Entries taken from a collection
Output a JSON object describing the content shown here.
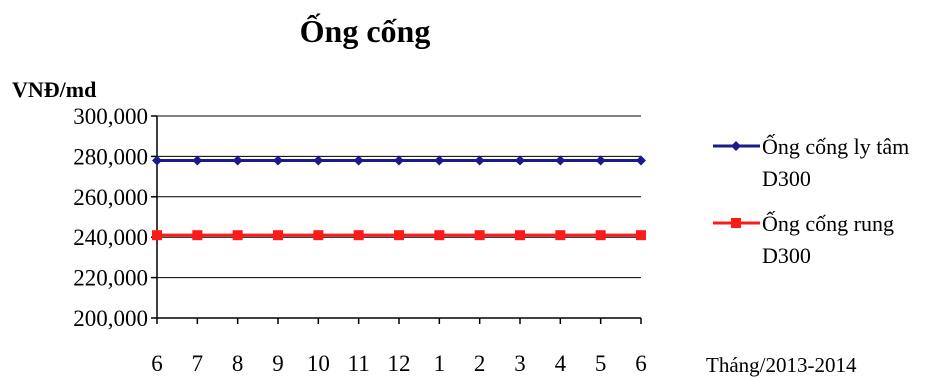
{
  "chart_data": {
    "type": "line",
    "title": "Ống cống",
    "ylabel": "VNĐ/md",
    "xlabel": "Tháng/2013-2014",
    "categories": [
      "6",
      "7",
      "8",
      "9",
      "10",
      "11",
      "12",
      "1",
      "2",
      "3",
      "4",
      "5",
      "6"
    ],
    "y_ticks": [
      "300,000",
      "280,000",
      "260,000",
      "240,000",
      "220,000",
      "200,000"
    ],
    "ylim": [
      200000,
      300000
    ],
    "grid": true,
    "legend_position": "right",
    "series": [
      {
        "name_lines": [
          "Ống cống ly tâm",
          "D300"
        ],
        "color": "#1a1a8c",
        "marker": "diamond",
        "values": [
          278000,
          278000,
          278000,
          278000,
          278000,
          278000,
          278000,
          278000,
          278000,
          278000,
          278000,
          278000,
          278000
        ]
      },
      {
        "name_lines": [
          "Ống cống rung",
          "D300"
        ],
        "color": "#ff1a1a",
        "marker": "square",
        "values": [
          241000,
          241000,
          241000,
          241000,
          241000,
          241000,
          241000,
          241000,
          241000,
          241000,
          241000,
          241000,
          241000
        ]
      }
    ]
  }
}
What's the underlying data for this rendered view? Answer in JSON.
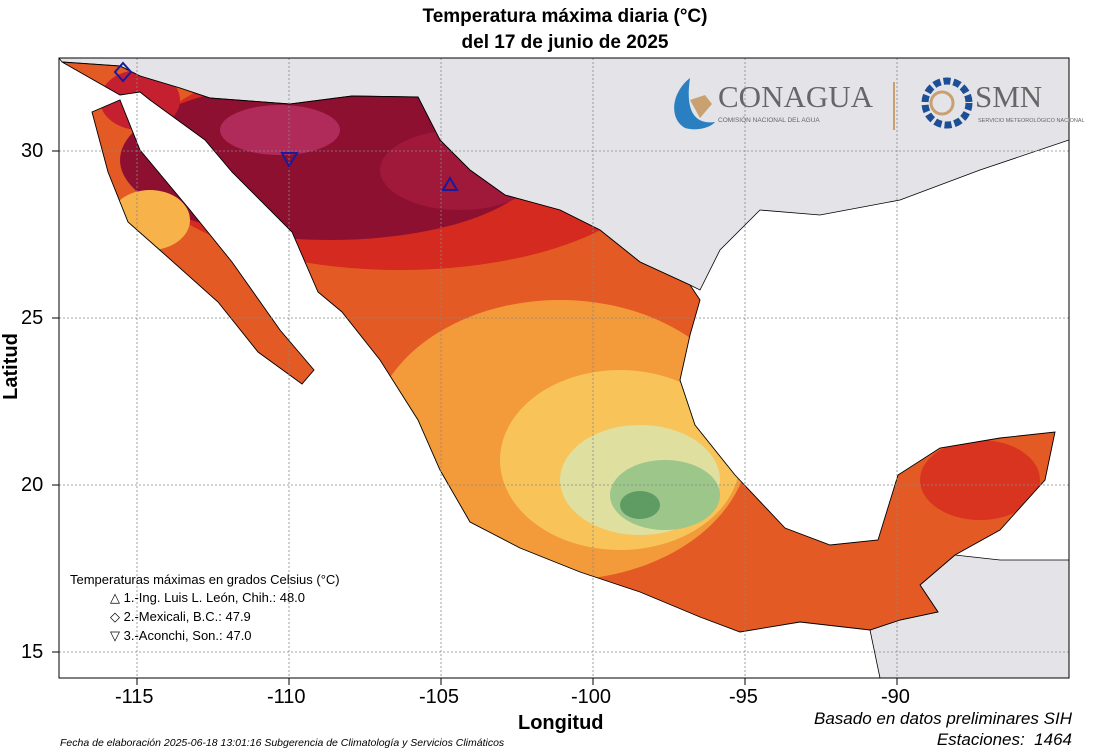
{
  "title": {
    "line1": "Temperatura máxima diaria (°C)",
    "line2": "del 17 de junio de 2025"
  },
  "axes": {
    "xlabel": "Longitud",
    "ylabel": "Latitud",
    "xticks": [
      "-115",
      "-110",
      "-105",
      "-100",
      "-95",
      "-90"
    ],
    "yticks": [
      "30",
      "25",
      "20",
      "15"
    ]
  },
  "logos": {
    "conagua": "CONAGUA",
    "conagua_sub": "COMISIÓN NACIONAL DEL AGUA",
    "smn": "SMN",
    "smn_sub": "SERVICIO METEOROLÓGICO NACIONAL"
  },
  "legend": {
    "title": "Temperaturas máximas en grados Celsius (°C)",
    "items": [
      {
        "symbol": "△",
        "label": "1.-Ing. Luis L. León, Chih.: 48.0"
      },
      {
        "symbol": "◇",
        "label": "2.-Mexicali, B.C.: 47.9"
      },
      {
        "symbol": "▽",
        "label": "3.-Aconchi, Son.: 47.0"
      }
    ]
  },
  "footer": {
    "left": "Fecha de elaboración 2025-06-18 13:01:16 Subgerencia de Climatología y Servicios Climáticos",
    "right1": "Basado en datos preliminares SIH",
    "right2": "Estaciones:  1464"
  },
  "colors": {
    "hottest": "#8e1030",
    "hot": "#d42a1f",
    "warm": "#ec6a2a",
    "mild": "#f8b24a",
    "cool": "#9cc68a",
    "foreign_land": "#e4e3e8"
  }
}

--

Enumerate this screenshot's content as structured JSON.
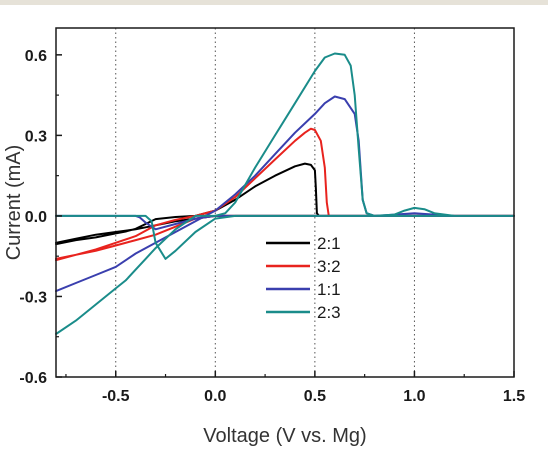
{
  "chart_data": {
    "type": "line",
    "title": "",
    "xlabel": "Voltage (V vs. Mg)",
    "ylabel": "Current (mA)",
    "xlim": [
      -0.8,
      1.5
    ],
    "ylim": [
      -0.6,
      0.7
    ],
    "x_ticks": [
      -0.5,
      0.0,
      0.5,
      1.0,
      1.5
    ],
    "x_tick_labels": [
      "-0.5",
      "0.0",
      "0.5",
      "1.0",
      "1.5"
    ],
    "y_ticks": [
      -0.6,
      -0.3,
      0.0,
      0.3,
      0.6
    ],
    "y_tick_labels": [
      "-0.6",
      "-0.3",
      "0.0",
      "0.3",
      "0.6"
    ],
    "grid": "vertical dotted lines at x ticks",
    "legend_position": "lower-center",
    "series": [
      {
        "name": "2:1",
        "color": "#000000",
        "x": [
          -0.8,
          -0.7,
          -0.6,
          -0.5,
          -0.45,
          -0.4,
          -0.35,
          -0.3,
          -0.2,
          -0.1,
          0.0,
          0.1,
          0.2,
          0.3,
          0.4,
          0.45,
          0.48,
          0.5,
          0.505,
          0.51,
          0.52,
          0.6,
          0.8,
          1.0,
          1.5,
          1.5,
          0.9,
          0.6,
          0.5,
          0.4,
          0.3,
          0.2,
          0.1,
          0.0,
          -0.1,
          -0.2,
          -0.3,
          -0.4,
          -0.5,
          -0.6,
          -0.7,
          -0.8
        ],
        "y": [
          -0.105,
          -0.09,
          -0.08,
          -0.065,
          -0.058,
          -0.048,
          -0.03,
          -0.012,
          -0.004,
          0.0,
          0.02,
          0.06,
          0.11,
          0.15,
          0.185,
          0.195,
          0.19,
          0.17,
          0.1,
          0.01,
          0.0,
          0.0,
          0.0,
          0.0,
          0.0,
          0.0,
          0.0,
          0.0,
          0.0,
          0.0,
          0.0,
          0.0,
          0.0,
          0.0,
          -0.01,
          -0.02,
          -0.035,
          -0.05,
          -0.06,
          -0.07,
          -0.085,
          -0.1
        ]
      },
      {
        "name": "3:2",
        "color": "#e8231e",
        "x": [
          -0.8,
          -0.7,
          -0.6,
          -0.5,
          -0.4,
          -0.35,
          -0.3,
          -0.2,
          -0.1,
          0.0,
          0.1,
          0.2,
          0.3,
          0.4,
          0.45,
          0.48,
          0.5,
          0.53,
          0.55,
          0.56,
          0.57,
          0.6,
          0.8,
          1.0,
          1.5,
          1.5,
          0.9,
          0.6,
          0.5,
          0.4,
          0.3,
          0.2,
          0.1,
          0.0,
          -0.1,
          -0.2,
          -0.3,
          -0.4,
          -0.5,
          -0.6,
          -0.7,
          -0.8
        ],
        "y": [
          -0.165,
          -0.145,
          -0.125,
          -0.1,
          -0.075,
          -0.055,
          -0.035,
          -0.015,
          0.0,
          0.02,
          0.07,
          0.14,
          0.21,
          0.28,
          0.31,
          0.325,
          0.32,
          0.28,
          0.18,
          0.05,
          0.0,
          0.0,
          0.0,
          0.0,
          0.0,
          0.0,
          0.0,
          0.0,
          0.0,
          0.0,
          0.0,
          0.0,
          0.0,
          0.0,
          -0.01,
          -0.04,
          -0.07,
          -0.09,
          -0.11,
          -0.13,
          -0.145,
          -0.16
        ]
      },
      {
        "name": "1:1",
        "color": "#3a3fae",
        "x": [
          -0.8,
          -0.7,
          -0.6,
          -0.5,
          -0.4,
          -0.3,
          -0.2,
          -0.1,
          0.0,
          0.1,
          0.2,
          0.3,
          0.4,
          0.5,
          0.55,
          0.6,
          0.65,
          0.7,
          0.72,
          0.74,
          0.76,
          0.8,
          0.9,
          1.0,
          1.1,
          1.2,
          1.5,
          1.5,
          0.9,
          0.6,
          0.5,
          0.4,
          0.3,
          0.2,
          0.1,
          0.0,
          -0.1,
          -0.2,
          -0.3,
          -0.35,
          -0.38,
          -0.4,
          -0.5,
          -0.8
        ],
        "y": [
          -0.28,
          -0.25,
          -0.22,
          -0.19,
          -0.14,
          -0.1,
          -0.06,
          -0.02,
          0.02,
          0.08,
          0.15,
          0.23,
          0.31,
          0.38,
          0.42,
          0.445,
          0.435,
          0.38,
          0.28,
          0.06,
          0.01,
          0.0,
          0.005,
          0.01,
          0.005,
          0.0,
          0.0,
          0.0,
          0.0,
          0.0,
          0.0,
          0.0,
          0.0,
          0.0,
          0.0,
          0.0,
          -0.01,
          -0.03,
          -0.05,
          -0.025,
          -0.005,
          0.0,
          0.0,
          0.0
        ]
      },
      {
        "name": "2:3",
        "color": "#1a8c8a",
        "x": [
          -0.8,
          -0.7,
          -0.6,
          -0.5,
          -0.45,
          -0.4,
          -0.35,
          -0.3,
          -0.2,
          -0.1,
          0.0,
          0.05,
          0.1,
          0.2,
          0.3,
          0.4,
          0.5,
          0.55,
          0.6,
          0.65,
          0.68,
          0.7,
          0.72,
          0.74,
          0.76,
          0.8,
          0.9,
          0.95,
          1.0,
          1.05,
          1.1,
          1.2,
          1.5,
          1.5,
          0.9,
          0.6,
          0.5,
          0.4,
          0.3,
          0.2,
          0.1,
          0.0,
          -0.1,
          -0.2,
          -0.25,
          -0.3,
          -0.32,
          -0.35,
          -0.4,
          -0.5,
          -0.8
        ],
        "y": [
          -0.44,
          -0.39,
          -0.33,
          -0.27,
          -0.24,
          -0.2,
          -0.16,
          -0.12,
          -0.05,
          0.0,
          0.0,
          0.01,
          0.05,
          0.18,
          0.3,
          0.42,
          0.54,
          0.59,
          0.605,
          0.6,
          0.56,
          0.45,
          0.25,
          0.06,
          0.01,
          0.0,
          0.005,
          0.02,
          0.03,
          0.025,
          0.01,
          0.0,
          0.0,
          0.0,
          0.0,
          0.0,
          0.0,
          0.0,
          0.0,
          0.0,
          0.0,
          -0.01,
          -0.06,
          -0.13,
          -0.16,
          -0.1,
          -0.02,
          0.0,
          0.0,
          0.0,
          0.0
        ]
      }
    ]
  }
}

*What you need to do:* Wherever "this" shows up in a line, copy that line.

*The reply:*
What's the underlying data for this rendered view? Answer in JSON.
Enumerate this screenshot's content as structured JSON.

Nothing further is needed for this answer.